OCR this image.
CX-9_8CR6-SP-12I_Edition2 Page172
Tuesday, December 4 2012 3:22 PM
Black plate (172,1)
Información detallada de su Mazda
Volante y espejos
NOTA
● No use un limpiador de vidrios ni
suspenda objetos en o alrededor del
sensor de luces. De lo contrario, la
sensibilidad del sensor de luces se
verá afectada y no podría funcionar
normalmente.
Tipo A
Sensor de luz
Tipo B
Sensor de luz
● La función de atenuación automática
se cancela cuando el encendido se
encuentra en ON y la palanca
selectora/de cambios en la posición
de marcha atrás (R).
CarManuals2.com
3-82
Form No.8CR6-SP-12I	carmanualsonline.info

== Given request ==
Restate the listing above word for word.

== Complete output ==
OCR this image.
CX-9_8CR6-SP-12I_Edition2 Page172
Tuesday, December 4 2012 3:22 PM
Black plate (172,1)
Información detallada de su Mazda
Volante y espejos
NOTA
● No use un limpiador de vidrios ni
suspenda objetos en o alrededor del
sensor de luces. De lo contrario, la
sensibilidad del sensor de luces se
verá afectada y no podría funcionar
normalmente.
Tipo A
Sensor de luz
Tipo B
Sensor de luz
● La función de atenuación automática
se cancela cuando el encendido se
encuentra en ON y la palanca
selectora/de cambios en la posición
de marcha atrás (R).
CarManuals2.com
3-82
Form No.8CR6-SP-12I	carmanualsonline.info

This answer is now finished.